* **WHAT YOU WILL DO**:
Select each line where the word "simulation" appears.
......
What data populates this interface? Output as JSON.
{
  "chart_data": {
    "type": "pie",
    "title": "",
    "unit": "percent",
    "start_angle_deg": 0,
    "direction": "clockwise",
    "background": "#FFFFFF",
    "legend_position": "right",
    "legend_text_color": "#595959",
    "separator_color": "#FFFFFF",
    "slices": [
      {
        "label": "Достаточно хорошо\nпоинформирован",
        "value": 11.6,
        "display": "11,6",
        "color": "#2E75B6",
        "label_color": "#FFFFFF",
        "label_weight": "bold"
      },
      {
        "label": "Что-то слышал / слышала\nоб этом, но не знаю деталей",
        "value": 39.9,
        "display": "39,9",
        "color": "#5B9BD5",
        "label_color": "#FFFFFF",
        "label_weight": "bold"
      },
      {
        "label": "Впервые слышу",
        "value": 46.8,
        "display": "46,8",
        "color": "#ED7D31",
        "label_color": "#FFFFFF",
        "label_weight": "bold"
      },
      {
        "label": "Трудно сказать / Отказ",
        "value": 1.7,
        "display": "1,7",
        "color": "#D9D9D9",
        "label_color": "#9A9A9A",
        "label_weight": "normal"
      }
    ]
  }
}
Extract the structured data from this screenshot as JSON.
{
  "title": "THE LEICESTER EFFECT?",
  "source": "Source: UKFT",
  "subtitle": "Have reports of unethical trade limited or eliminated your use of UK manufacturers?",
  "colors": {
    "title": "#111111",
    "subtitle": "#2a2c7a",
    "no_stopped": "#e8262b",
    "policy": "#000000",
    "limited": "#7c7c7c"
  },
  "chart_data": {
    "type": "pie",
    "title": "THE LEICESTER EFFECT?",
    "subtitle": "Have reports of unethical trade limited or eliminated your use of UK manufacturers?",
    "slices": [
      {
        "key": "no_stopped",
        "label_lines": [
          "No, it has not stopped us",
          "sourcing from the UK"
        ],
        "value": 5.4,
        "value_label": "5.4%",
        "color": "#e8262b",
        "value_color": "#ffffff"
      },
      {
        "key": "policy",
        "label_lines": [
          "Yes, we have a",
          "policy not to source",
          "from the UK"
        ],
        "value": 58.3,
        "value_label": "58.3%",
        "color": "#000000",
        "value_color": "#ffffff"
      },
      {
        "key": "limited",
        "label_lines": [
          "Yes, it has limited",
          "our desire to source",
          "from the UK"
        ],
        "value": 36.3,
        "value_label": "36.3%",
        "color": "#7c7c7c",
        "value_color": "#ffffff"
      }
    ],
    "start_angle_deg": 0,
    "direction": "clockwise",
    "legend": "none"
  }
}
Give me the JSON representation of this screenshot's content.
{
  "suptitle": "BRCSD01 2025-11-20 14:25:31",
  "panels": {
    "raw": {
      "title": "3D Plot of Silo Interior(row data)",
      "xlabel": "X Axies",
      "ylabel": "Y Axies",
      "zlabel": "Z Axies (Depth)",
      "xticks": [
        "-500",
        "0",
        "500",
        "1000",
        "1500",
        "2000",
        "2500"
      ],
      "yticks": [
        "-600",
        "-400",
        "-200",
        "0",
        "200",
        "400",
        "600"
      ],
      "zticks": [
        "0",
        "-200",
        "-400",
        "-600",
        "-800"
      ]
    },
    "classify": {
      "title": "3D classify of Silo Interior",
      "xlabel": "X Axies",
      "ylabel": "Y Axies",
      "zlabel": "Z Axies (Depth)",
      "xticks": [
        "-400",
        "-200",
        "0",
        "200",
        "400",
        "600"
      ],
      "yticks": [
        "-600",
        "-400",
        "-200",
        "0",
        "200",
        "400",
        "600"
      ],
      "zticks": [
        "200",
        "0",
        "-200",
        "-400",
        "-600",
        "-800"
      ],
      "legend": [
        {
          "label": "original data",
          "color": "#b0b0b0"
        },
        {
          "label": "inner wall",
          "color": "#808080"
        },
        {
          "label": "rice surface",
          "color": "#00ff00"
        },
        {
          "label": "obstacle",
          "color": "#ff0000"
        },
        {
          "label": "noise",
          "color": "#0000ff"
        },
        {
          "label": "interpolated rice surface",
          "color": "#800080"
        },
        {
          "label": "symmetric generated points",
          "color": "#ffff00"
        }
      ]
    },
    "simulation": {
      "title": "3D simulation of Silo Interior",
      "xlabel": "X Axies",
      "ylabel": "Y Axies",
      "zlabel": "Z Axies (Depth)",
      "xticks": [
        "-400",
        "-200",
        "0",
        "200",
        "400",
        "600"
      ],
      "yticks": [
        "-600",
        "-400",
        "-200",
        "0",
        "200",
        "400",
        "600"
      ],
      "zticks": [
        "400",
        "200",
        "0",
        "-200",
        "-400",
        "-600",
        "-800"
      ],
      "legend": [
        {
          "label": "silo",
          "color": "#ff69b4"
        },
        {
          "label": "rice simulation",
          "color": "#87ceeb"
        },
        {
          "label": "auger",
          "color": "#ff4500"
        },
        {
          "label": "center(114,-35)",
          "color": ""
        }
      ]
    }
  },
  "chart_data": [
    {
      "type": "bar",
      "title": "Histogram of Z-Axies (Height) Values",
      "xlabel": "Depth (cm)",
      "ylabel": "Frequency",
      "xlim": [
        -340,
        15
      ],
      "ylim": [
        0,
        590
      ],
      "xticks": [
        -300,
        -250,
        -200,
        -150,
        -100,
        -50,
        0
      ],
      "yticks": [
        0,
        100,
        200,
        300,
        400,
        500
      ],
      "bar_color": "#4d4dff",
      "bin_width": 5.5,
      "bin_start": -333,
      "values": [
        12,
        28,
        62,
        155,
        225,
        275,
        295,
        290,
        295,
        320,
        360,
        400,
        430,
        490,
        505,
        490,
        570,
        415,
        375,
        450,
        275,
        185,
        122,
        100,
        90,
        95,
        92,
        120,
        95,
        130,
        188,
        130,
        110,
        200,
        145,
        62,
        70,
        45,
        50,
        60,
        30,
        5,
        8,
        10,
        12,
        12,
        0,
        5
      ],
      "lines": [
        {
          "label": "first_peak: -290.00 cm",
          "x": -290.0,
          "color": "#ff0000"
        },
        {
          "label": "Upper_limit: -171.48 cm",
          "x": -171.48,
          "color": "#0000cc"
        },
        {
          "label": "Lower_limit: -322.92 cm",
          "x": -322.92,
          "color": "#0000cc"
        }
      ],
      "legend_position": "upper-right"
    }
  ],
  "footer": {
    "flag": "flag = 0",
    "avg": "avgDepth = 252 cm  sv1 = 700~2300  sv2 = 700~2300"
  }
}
......
* **OUTPUT OF THE TASK**:
    "simulation": {
      "title": "3D simulation of Silo Interior",
          "label": "rice simulation",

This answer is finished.